— start —
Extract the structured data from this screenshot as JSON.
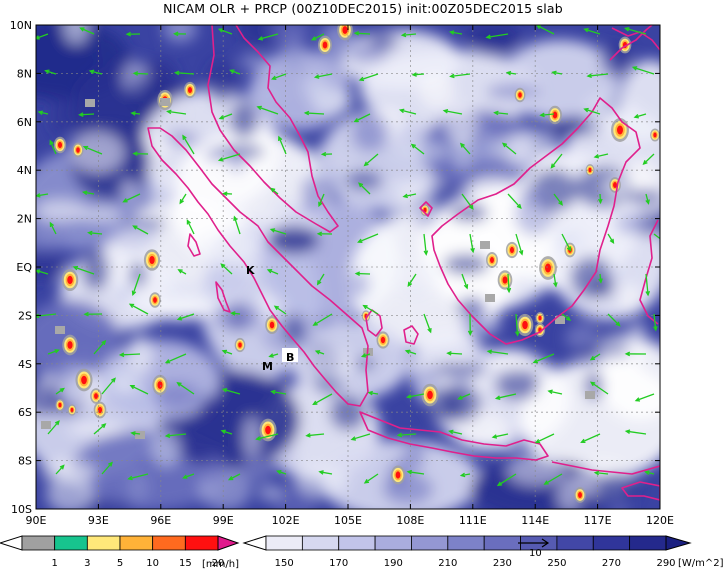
{
  "title": "NICAM OLR + PRCP (00Z10DEC2015) init:00Z05DEC2015 slab",
  "map": {
    "lat_labels": [
      "10N",
      "8N",
      "6N",
      "4N",
      "2N",
      "EQ",
      "2S",
      "4S",
      "6S",
      "8S",
      "10S"
    ],
    "lon_labels": [
      "90E",
      "93E",
      "96E",
      "99E",
      "102E",
      "105E",
      "108E",
      "111E",
      "114E",
      "117E",
      "120E"
    ],
    "lon_range": [
      90,
      120
    ],
    "lat_range": [
      -10,
      10
    ],
    "grid": true,
    "place_labels": [
      "K",
      "M",
      "B"
    ],
    "colors": {
      "background": "#ffffff",
      "olr_deep": "#1f2a8a",
      "olr_mid": "#5a63b8",
      "olr_light": "#b9bde6",
      "coastline": "#e0208c",
      "wind_vector": "#22cc22",
      "gridline": "#888888"
    }
  },
  "legend_precip": {
    "labels": [
      "1",
      "3",
      "5",
      "10",
      "15",
      "20"
    ],
    "unit": "[mm/h]",
    "colors": [
      "#ffffff",
      "#a0a0a0",
      "#17c48e",
      "#ffe87a",
      "#ffb238",
      "#ff6a1f",
      "#ff1010",
      "#e01a8c"
    ]
  },
  "legend_olr": {
    "labels": [
      "150",
      "170",
      "190",
      "210",
      "230",
      "250",
      "270",
      "290"
    ],
    "unit": "[W/m^2]",
    "vector_ref": "10",
    "colors": [
      "#ffffff",
      "#ececf7",
      "#d6d8f0",
      "#c2c4ea",
      "#aaadde",
      "#9497d3",
      "#7d82c8",
      "#6a6ebe",
      "#565bb2",
      "#4247a6",
      "#30359a",
      "#24298c",
      "#1a1f80"
    ]
  }
}
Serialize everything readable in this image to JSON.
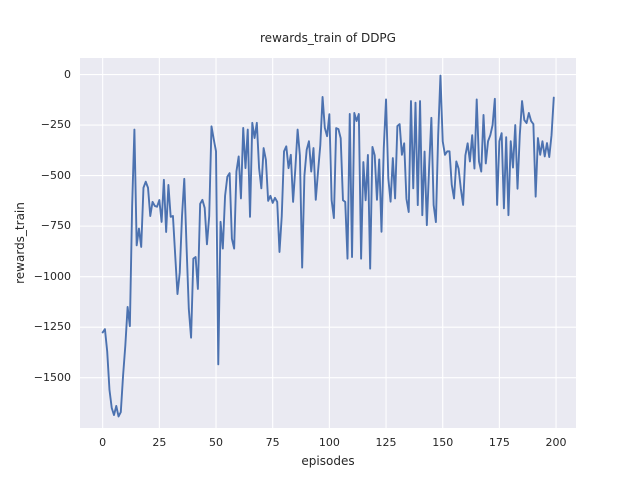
{
  "figure": {
    "background": "#ffffff",
    "plot_background": "#eaeaf2",
    "grid_color": "#ffffff",
    "text_color": "#262626"
  },
  "chart_data": {
    "type": "line",
    "title": "rewards_train of DDPG",
    "xlabel": "episodes",
    "ylabel": "rewards_train",
    "x_ticks": [
      0,
      25,
      50,
      75,
      100,
      125,
      150,
      175,
      200
    ],
    "y_ticks": [
      0,
      -250,
      -500,
      -750,
      -1000,
      -1250,
      -1500
    ],
    "xlim": [
      -10,
      208.8
    ],
    "ylim": [
      -1749,
      82
    ],
    "grid": true,
    "legend_position": "none",
    "line_color": "#4c72b0",
    "series": [
      {
        "name": "rewards_train",
        "x_start": 0,
        "x_step": 1,
        "values": [
          -1276,
          -1260,
          -1370,
          -1560,
          -1650,
          -1685,
          -1640,
          -1692,
          -1670,
          -1490,
          -1340,
          -1150,
          -1245,
          -650,
          -272,
          -845,
          -762,
          -853,
          -560,
          -530,
          -560,
          -700,
          -630,
          -650,
          -654,
          -621,
          -729,
          -521,
          -779,
          -546,
          -704,
          -700,
          -895,
          -1086,
          -980,
          -700,
          -516,
          -850,
          -1160,
          -1302,
          -911,
          -903,
          -1061,
          -640,
          -620,
          -660,
          -840,
          -700,
          -256,
          -320,
          -380,
          -1434,
          -729,
          -861,
          -600,
          -505,
          -488,
          -812,
          -861,
          -480,
          -405,
          -613,
          -264,
          -463,
          -272,
          -704,
          -239,
          -314,
          -239,
          -463,
          -563,
          -364,
          -422,
          -625,
          -600,
          -635,
          -610,
          -630,
          -878,
          -700,
          -380,
          -355,
          -463,
          -397,
          -630,
          -463,
          -272,
          -400,
          -955,
          -500,
          -372,
          -330,
          -480,
          -364,
          -620,
          -480,
          -350,
          -111,
          -264,
          -305,
          -196,
          -622,
          -710,
          -265,
          -270,
          -315,
          -622,
          -630,
          -911,
          -195,
          -903,
          -190,
          -230,
          -195,
          -911,
          -433,
          -622,
          -398,
          -960,
          -358,
          -400,
          -620,
          -420,
          -778,
          -364,
          -123,
          -513,
          -629,
          -413,
          -613,
          -255,
          -245,
          -397,
          -340,
          -615,
          -680,
          -131,
          -563,
          -139,
          -646,
          -131,
          -696,
          -381,
          -745,
          -463,
          -214,
          -646,
          -730,
          -300,
          -5,
          -330,
          -397,
          -380,
          -380,
          -546,
          -613,
          -430,
          -465,
          -565,
          -645,
          -400,
          -340,
          -430,
          -300,
          -465,
          -123,
          -430,
          -480,
          -200,
          -440,
          -330,
          -300,
          -250,
          -120,
          -645,
          -330,
          -290,
          -662,
          -310,
          -696,
          -330,
          -460,
          -250,
          -565,
          -300,
          -131,
          -225,
          -240,
          -190,
          -230,
          -245,
          -604,
          -314,
          -397,
          -330,
          -405,
          -339,
          -408,
          -300,
          -114
        ]
      }
    ]
  }
}
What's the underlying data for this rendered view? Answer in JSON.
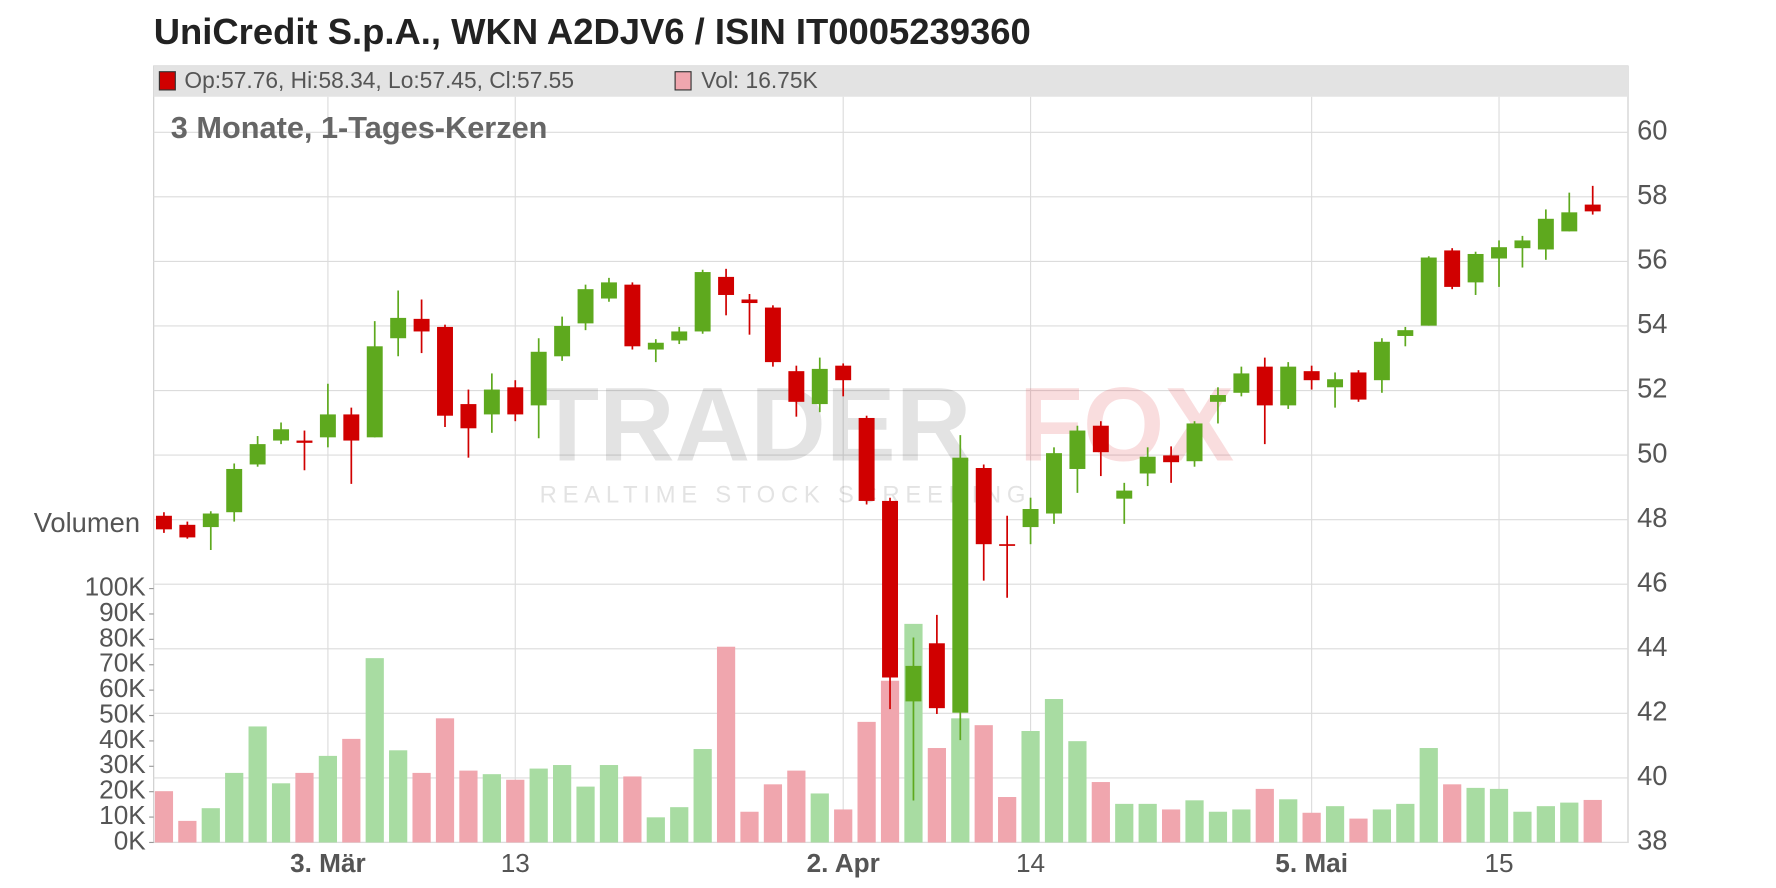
{
  "chart_data": {
    "type": "candlestick",
    "title": "UniCredit S.p.A., WKN A2DJV6 / ISIN IT0005239360",
    "subtitle": "3 Monate, 1-Tages-Kerzen",
    "legend": [
      "Op:57.76, Hi:58.34, Lo:57.45, Cl:57.55",
      "Vol: 16.75K"
    ],
    "volume_label": "Volumen",
    "watermark": [
      "TRADER",
      "FOX",
      "REALTIME STOCK SCREENING"
    ],
    "categories": [
      null,
      null,
      null,
      null,
      null,
      null,
      null,
      "3. Mär",
      null,
      null,
      null,
      null,
      null,
      null,
      null,
      "13",
      null,
      null,
      null,
      null,
      null,
      null,
      null,
      null,
      null,
      null,
      null,
      null,
      null,
      "2. Apr",
      null,
      null,
      null,
      null,
      null,
      null,
      null,
      "14",
      null,
      null,
      null,
      null,
      null,
      null,
      null,
      null,
      null,
      null,
      null,
      "5. Mai",
      null,
      null,
      null,
      null,
      null,
      null,
      null,
      "15",
      null,
      null,
      null,
      null
    ],
    "open": [
      48.12,
      47.84,
      47.77,
      48.23,
      49.71,
      50.45,
      50.45,
      50.55,
      51.26,
      50.55,
      53.62,
      54.22,
      53.97,
      51.58,
      51.26,
      52.1,
      51.54,
      53.06,
      54.08,
      54.85,
      55.28,
      53.27,
      53.55,
      53.83,
      55.52,
      54.82,
      54.57,
      52.6,
      51.58,
      52.77,
      51.15,
      48.58,
      42.37,
      44.17,
      42.02,
      49.6,
      47.24,
      47.77,
      48.19,
      49.57,
      50.91,
      48.65,
      49.43,
      49.99,
      49.81,
      51.65,
      51.93,
      52.74,
      51.54,
      52.6,
      52.1,
      52.56,
      52.32,
      53.69,
      54.01,
      56.34,
      55.35,
      56.09,
      56.41,
      56.37,
      56.93,
      57.76
    ],
    "high": [
      48.23,
      47.94,
      48.26,
      49.74,
      50.59,
      51.01,
      50.76,
      52.21,
      51.47,
      54.15,
      55.1,
      54.82,
      54.04,
      52.03,
      52.53,
      52.32,
      53.62,
      54.29,
      55.28,
      55.49,
      55.35,
      53.59,
      53.97,
      55.74,
      55.77,
      54.99,
      54.64,
      52.77,
      53.02,
      52.84,
      51.22,
      48.68,
      44.35,
      45.05,
      50.62,
      49.71,
      48.12,
      48.68,
      50.24,
      50.91,
      51.05,
      49.14,
      50.24,
      50.27,
      51.05,
      52.1,
      52.74,
      53.02,
      52.88,
      52.77,
      52.56,
      52.63,
      53.62,
      53.97,
      56.16,
      56.41,
      56.3,
      56.65,
      56.79,
      57.61,
      58.13,
      58.34
    ],
    "low": [
      47.59,
      47.41,
      47.06,
      47.94,
      49.64,
      50.34,
      49.53,
      50.24,
      49.11,
      50.55,
      53.06,
      53.16,
      50.87,
      49.92,
      50.69,
      51.05,
      50.52,
      52.92,
      53.87,
      54.75,
      53.27,
      52.88,
      53.44,
      53.76,
      54.33,
      53.73,
      52.74,
      51.19,
      51.33,
      51.82,
      48.47,
      42.13,
      39.3,
      41.98,
      41.17,
      46.11,
      45.58,
      47.24,
      47.87,
      48.83,
      49.35,
      47.87,
      49.04,
      49.14,
      49.64,
      50.98,
      51.82,
      50.34,
      51.43,
      52.03,
      51.47,
      51.65,
      51.93,
      53.37,
      54.01,
      55.14,
      54.96,
      55.21,
      55.81,
      56.05,
      56.93,
      57.45
    ],
    "close": [
      47.7,
      47.45,
      48.19,
      49.57,
      50.34,
      50.8,
      50.38,
      51.26,
      50.45,
      53.37,
      54.25,
      53.83,
      51.22,
      50.83,
      52.03,
      51.26,
      53.2,
      54.0,
      55.14,
      55.35,
      53.37,
      53.48,
      53.83,
      55.67,
      54.96,
      54.71,
      52.88,
      51.65,
      52.67,
      52.32,
      48.58,
      43.11,
      43.47,
      42.16,
      49.92,
      47.24,
      47.2,
      48.33,
      50.06,
      50.76,
      50.09,
      48.9,
      49.95,
      49.78,
      50.98,
      51.86,
      52.53,
      51.54,
      52.74,
      52.32,
      52.35,
      51.72,
      53.51,
      53.87,
      56.12,
      55.21,
      56.23,
      56.44,
      56.65,
      57.32,
      57.52,
      57.55
    ],
    "volume": [
      20.2,
      8.5,
      13.5,
      27.4,
      45.7,
      23.3,
      27.4,
      34.1,
      40.8,
      72.6,
      36.3,
      27.4,
      48.9,
      28.3,
      26.9,
      24.7,
      29.1,
      30.5,
      22.0,
      30.5,
      26.0,
      9.9,
      13.9,
      36.8,
      77.1,
      12.1,
      22.9,
      28.3,
      19.3,
      13.0,
      47.5,
      63.7,
      86.1,
      37.2,
      48.9,
      46.2,
      17.9,
      43.9,
      56.5,
      39.9,
      23.8,
      15.2,
      15.2,
      13.0,
      16.6,
      12.1,
      13.0,
      21.1,
      17.0,
      11.7,
      14.3,
      9.4,
      13.0,
      15.2,
      37.2,
      22.9,
      21.5,
      21.1,
      12.1,
      14.3,
      15.7,
      16.75
    ],
    "up_color": "#5ea91e",
    "down_color": "#d00000",
    "volume_up_color": "#a8dca2",
    "volume_down_color": "#f0a6ae",
    "ylim": [
      38,
      61.1
    ],
    "yticks": [
      38,
      40,
      42,
      44,
      46,
      48,
      50,
      52,
      54,
      56,
      58,
      60
    ],
    "y2lim": [
      0,
      100
    ],
    "y2ticks": [
      {
        "value": 0,
        "label": "0K"
      },
      {
        "value": 10,
        "label": "10K"
      },
      {
        "value": 20,
        "label": "20K"
      },
      {
        "value": 30,
        "label": "30K"
      },
      {
        "value": 40,
        "label": "40K"
      },
      {
        "value": 50,
        "label": "50K"
      },
      {
        "value": 60,
        "label": "60K"
      },
      {
        "value": 70,
        "label": "70K"
      },
      {
        "value": 80,
        "label": "80K"
      },
      {
        "value": 90,
        "label": "90K"
      },
      {
        "value": 100,
        "label": "100K"
      }
    ],
    "grid": true
  }
}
— end —
→ **REQUIRED TASK**: Gather up every line in the data above that contains the word "this", copying each one.

→ **TASK ANSWER**:
Extract the structured data from this screenshot as JSON.
Serialize everything readable in this image to JSON.
What's the underlying data for this rendered view? Answer in JSON.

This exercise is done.